# [Problem]
Repeat the records below exactly, leaving out every picture.

(Dataset records)
- - - - - - -

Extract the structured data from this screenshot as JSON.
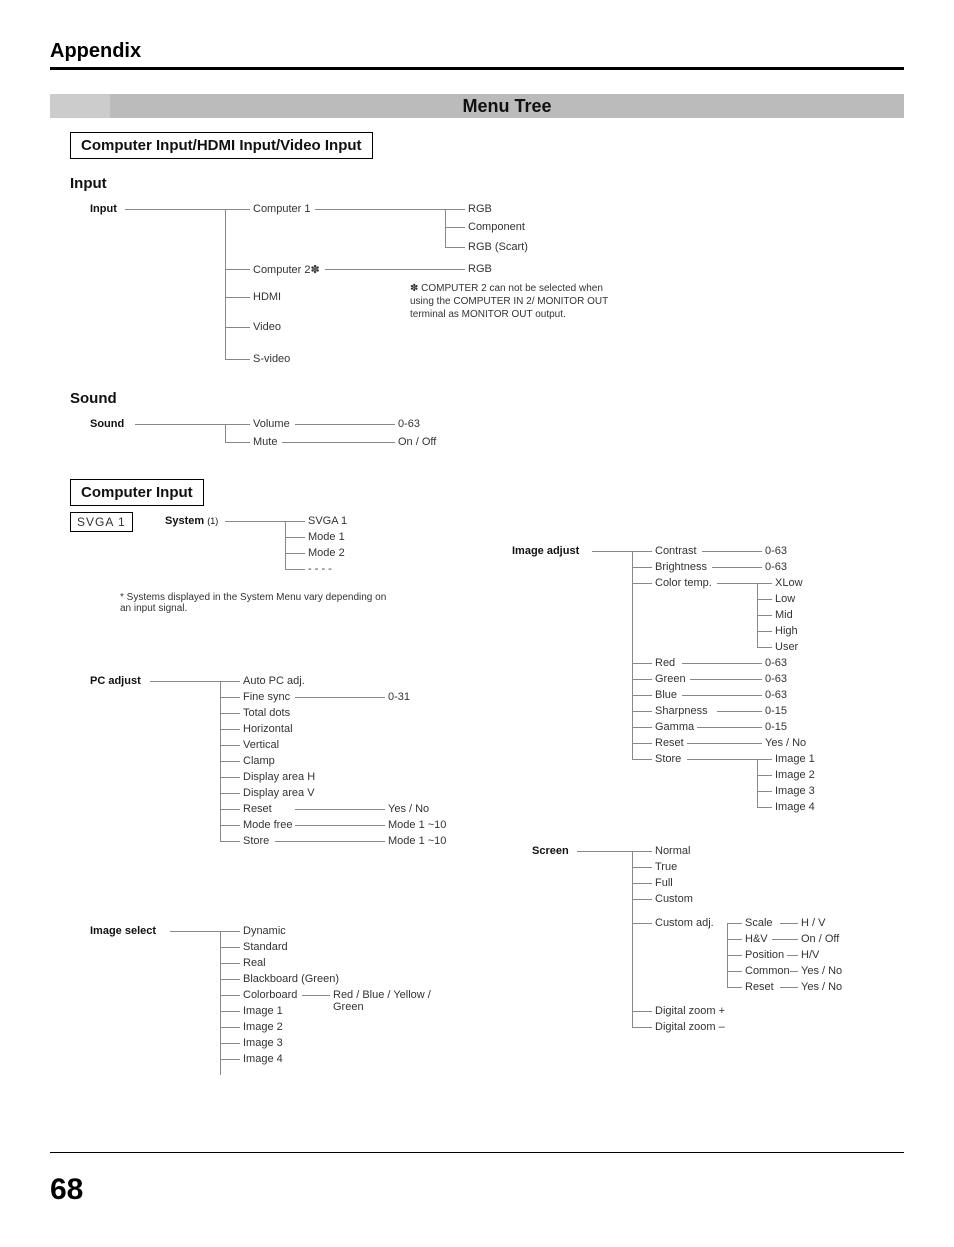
{
  "header": {
    "appendix": "Appendix"
  },
  "title_bar": {
    "label": "Menu Tree"
  },
  "section1": {
    "label": "Computer Input/HDMI Input/Video Input"
  },
  "input": {
    "title": "Input",
    "root": "Input",
    "computer1": "Computer 1",
    "computer2": "Computer 2",
    "computer2_mark": "✽",
    "hdmi": "HDMI",
    "video": "Video",
    "svideo": "S-video",
    "c1_rgb": "RGB",
    "c1_component": "Component",
    "c1_rgbscart": "RGB (Scart)",
    "c2_rgb": "RGB",
    "note": "✽ COMPUTER 2 can not be selected when using the COMPUTER IN 2/ MONITOR OUT terminal as MONITOR OUT output."
  },
  "sound": {
    "title": "Sound",
    "root": "Sound",
    "volume": "Volume",
    "mute": "Mute",
    "volume_range": "0-63",
    "mute_opts": "On / Off"
  },
  "section2": {
    "label": "Computer Input"
  },
  "system": {
    "svga_box": "SVGA 1",
    "label": "System",
    "note_num": "(1)",
    "svga1": "SVGA 1",
    "mode1": "Mode 1",
    "mode2": "Mode 2",
    "dashes": "- - - -",
    "footnote": "* Systems displayed in the System Menu vary depending on an input signal."
  },
  "pc_adjust": {
    "label": "PC adjust",
    "auto": "Auto PC adj.",
    "fine": "Fine sync",
    "fine_range": "0-31",
    "total": "Total dots",
    "horiz": "Horizontal",
    "vert": "Vertical",
    "clamp": "Clamp",
    "disph": "Display area H",
    "dispv": "Display area V",
    "reset": "Reset",
    "reset_opts": "Yes / No",
    "modefree": "Mode free",
    "modefree_range": "Mode 1 ~10",
    "store": "Store",
    "store_range": "Mode 1 ~10"
  },
  "image_select": {
    "label": "Image select",
    "dynamic": "Dynamic",
    "standard": "Standard",
    "real": "Real",
    "blackboard": "Blackboard (Green)",
    "colorboard": "Colorboard",
    "colorboard_opts": "Red / Blue / Yellow / Green",
    "image1": "Image 1",
    "image2": "Image 2",
    "image3": "Image 3",
    "image4": "Image 4"
  },
  "image_adjust": {
    "label": "Image adjust",
    "contrast": "Contrast",
    "contrast_range": "0-63",
    "brightness": "Brightness",
    "brightness_range": "0-63",
    "colortemp": "Color temp.",
    "ct_xlow": "XLow",
    "ct_low": "Low",
    "ct_mid": "Mid",
    "ct_high": "High",
    "ct_user": "User",
    "red": "Red",
    "red_range": "0-63",
    "green": "Green",
    "green_range": "0-63",
    "blue": "Blue",
    "blue_range": "0-63",
    "sharp": "Sharpness",
    "sharp_range": "0-15",
    "gamma": "Gamma",
    "gamma_range": "0-15",
    "reset": "Reset",
    "reset_opts": "Yes / No",
    "store": "Store",
    "store_img1": "Image 1",
    "store_img2": "Image 2",
    "store_img3": "Image 3",
    "store_img4": "Image 4"
  },
  "screen": {
    "label": "Screen",
    "normal": "Normal",
    "true": "True",
    "full": "Full",
    "custom": "Custom",
    "customadj": "Custom adj.",
    "scale": "Scale",
    "scale_opts": "H / V",
    "hv": "H&V",
    "hv_opts": "On / Off",
    "position": "Position",
    "position_opts": "H/V",
    "common": "Common",
    "common_opts": "Yes / No",
    "reset": "Reset",
    "reset_opts": "Yes / No",
    "dzplus": "Digital zoom +",
    "dzminus": "Digital zoom –"
  },
  "page": {
    "number": "68"
  }
}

- - - - - - -

# [Written response]
Extract the structured data from this screenshot as JSON.
{
  "header": {
    "appendix": "Appendix"
  },
  "title_bar": {
    "label": "Menu Tree"
  },
  "section1": {
    "label": "Computer Input/HDMI Input/Video Input"
  },
  "input": {
    "title": "Input",
    "root": "Input",
    "computer1": "Computer 1",
    "computer2": "Computer 2",
    "computer2_mark": "✽",
    "hdmi": "HDMI",
    "video": "Video",
    "svideo": "S-video",
    "c1_rgb": "RGB",
    "c1_component": "Component",
    "c1_rgbscart": "RGB (Scart)",
    "c2_rgb": "RGB",
    "note": "✽ COMPUTER 2 can not be selected when using the COMPUTER IN 2/ MONITOR OUT terminal as MONITOR OUT output."
  },
  "sound": {
    "title": "Sound",
    "root": "Sound",
    "volume": "Volume",
    "mute": "Mute",
    "volume_range": "0-63",
    "mute_opts": "On / Off"
  },
  "section2": {
    "label": "Computer Input"
  },
  "system": {
    "svga_box": "SVGA 1",
    "label": "System",
    "note_num": "(1)",
    "svga1": "SVGA 1",
    "mode1": "Mode 1",
    "mode2": "Mode 2",
    "dashes": "- - - -",
    "footnote": "* Systems displayed in the System Menu vary depending on an input signal."
  },
  "pc_adjust": {
    "label": "PC adjust",
    "auto": "Auto PC adj.",
    "fine": "Fine sync",
    "fine_range": "0-31",
    "total": "Total dots",
    "horiz": "Horizontal",
    "vert": "Vertical",
    "clamp": "Clamp",
    "disph": "Display area H",
    "dispv": "Display area V",
    "reset": "Reset",
    "reset_opts": "Yes / No",
    "modefree": "Mode free",
    "modefree_range": "Mode 1 ~10",
    "store": "Store",
    "store_range": "Mode 1 ~10"
  },
  "image_select": {
    "label": "Image select",
    "dynamic": "Dynamic",
    "standard": "Standard",
    "real": "Real",
    "blackboard": "Blackboard (Green)",
    "colorboard": "Colorboard",
    "colorboard_opts": "Red / Blue / Yellow / Green",
    "image1": "Image 1",
    "image2": "Image 2",
    "image3": "Image 3",
    "image4": "Image 4"
  },
  "image_adjust": {
    "label": "Image adjust",
    "contrast": "Contrast",
    "contrast_range": "0-63",
    "brightness": "Brightness",
    "brightness_range": "0-63",
    "colortemp": "Color temp.",
    "ct_xlow": "XLow",
    "ct_low": "Low",
    "ct_mid": "Mid",
    "ct_high": "High",
    "ct_user": "User",
    "red": "Red",
    "red_range": "0-63",
    "green": "Green",
    "green_range": "0-63",
    "blue": "Blue",
    "blue_range": "0-63",
    "sharp": "Sharpness",
    "sharp_range": "0-15",
    "gamma": "Gamma",
    "gamma_range": "0-15",
    "reset": "Reset",
    "reset_opts": "Yes / No",
    "store": "Store",
    "store_img1": "Image 1",
    "store_img2": "Image 2",
    "store_img3": "Image 3",
    "store_img4": "Image 4"
  },
  "screen": {
    "label": "Screen",
    "normal": "Normal",
    "true": "True",
    "full": "Full",
    "custom": "Custom",
    "customadj": "Custom adj.",
    "scale": "Scale",
    "scale_opts": "H / V",
    "hv": "H&V",
    "hv_opts": "On / Off",
    "position": "Position",
    "position_opts": "H/V",
    "common": "Common",
    "common_opts": "Yes / No",
    "reset": "Reset",
    "reset_opts": "Yes / No",
    "dzplus": "Digital zoom +",
    "dzminus": "Digital zoom –"
  },
  "page": {
    "number": "68"
  }
}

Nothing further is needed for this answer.